### Records
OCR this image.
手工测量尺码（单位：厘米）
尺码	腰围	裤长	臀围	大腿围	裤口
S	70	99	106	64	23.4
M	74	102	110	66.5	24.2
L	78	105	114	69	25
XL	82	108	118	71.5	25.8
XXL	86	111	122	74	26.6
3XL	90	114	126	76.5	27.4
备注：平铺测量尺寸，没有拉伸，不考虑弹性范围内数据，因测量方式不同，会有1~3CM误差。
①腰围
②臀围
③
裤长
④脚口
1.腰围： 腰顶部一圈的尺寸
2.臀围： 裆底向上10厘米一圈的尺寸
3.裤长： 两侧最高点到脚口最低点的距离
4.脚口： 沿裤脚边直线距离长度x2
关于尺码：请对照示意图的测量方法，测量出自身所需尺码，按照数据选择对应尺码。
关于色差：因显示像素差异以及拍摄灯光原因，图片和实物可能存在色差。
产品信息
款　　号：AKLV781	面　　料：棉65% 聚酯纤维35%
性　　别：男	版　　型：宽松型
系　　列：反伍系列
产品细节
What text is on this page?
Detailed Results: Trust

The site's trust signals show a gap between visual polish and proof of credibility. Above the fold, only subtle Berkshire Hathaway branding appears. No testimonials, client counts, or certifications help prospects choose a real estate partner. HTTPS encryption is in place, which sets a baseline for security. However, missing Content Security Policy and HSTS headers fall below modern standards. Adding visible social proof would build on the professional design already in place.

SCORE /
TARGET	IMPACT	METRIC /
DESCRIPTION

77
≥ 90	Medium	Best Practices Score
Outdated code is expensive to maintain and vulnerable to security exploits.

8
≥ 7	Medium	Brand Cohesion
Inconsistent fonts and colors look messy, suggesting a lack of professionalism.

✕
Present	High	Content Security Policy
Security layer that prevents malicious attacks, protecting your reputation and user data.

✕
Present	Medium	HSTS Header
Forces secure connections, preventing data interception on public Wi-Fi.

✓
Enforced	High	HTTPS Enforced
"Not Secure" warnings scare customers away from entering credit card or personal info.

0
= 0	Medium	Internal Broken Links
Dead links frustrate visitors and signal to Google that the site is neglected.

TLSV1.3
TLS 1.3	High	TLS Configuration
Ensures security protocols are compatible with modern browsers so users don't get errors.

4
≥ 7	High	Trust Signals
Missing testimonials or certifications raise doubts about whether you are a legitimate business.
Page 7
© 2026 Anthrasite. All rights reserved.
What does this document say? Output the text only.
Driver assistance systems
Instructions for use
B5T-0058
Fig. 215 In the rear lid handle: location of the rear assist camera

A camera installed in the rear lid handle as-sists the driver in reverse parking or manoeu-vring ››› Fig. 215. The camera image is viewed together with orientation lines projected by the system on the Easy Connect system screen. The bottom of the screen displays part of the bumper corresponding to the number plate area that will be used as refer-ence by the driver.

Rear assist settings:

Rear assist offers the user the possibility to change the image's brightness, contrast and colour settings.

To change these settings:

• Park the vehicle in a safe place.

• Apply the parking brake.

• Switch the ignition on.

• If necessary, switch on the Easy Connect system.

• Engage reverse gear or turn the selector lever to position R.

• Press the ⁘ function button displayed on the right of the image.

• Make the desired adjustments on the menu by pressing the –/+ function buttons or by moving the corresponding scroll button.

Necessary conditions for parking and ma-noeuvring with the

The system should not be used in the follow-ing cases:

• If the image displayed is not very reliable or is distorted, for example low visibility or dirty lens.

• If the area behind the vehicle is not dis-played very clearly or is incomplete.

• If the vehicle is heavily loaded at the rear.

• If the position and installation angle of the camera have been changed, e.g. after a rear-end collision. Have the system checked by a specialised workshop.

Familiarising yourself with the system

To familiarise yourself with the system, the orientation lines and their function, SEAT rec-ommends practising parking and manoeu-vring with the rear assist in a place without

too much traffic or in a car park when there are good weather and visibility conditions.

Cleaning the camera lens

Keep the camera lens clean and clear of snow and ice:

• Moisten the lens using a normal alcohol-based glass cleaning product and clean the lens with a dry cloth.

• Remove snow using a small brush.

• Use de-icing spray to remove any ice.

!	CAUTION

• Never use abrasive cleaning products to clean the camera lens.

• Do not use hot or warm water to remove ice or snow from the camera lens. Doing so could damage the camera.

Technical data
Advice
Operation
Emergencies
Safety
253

### The problem
Print out all the entries precisely as written.

### Complete answer
OCR this image.
手工测量尺码（单位：厘米）
尺码	腰围	裤长	臀围	大腿围	裤口
S	70	99	106	64	23.4
M	74	102	110	66.5	24.2
L	78	105	114	69	25
XL	82	108	118	71.5	25.8
XXL	86	111	122	74	26.6
3XL	90	114	126	76.5	27.4
备注：平铺测量尺寸，没有拉伸，不考虑弹性范围内数据，因测量方式不同，会有1~3CM误差。
①腰围
②臀围
③
裤长
④脚口
1.腰围： 腰顶部一圈的尺寸
2.臀围： 裆底向上10厘米一圈的尺寸
3.裤长： 两侧最高点到脚口最低点的距离
4.脚口： 沿裤脚边直线距离长度x2
关于尺码：请对照示意图的测量方法，测量出自身所需尺码，按照数据选择对应尺码。
关于色差：因显示像素差异以及拍摄灯光原因，图片和实物可能存在色差。
产品信息
款　　号：AKLV781	面　　料：棉65% 聚酯纤维35%
性　　别：男	版　　型：宽松型
系　　列：反伍系列
产品细节
What text is on this page?
Detailed Results: Trust

The site's trust signals show a gap between visual polish and proof of credibility. Above the fold, only subtle Berkshire Hathaway branding appears. No testimonials, client counts, or certifications help prospects choose a real estate partner. HTTPS encryption is in place, which sets a baseline for security. However, missing Content Security Policy and HSTS headers fall below modern standards. Adding visible social proof would build on the professional design already in place.

SCORE /
TARGET	IMPACT	METRIC /
DESCRIPTION

77
≥ 90	Medium	Best Practices Score
Outdated code is expensive to maintain and vulnerable to security exploits.

8
≥ 7	Medium	Brand Cohesion
Inconsistent fonts and colors look messy, suggesting a lack of professionalism.

✕
Present	High	Content Security Policy
Security layer that prevents malicious attacks, protecting your reputation and user data.

✕
Present	Medium	HSTS Header
Forces secure connections, preventing data interception on public Wi-Fi.

✓
Enforced	High	HTTPS Enforced
"Not Secure" warnings scare customers away from entering credit card or personal info.

0
= 0	Medium	Internal Broken Links
Dead links frustrate visitors and signal to Google that the site is neglected.

TLSV1.3
TLS 1.3	High	TLS Configuration
Ensures security protocols are compatible with modern browsers so users don't get errors.

4
≥ 7	High	Trust Signals
Missing testimonials or certifications raise doubts about whether you are a legitimate business.
Page 7
© 2026 Anthrasite. All rights reserved.
What does this document say? Output the text only.
Driver assistance systems
Instructions for use
B5T-0058
Fig. 215 In the rear lid handle: location of the rear assist camera

A camera installed in the rear lid handle as-sists the driver in reverse parking or manoeu-vring ››› Fig. 215. The camera image is viewed together with orientation lines projected by the system on the Easy Connect system screen. The bottom of the screen displays part of the bumper corresponding to the number plate area that will be used as refer-ence by the driver.

Rear assist settings:

Rear assist offers the user the possibility to change the image's brightness, contrast and colour settings.

To change these settings:

• Park the vehicle in a safe place.

• Apply the parking brake.

• Switch the ignition on.

• If necessary, switch on the Easy Connect system.

• Engage reverse gear or turn the selector lever to position R.

• Press the ⁘ function button displayed on the right of the image.

• Make the desired adjustments on the menu by pressing the –/+ function buttons or by moving the corresponding scroll button.

Necessary conditions for parking and ma-noeuvring with the

The system should not be used in the follow-ing cases:

• If the image displayed is not very reliable or is distorted, for example low visibility or dirty lens.

• If the area behind the vehicle is not dis-played very clearly or is incomplete.

• If the vehicle is heavily loaded at the rear.

• If the position and installation angle of the camera have been changed, e.g. after a rear-end collision. Have the system checked by a specialised workshop.

Familiarising yourself with the system

To familiarise yourself with the system, the orientation lines and their function, SEAT rec-ommends practising parking and manoeu-vring with the rear assist in a place without

too much traffic or in a car park when there are good weather and visibility conditions.

Cleaning the camera lens

Keep the camera lens clean and clear of snow and ice:

• Moisten the lens using a normal alcohol-based glass cleaning product and clean the lens with a dry cloth.

• Remove snow using a small brush.

• Use de-icing spray to remove any ice.

!	CAUTION

• Never use abrasive cleaning products to clean the camera lens.

• Do not use hot or warm water to remove ice or snow from the camera lens. Doing so could damage the camera.

Technical data
Advice
Operation
Emergencies
Safety
253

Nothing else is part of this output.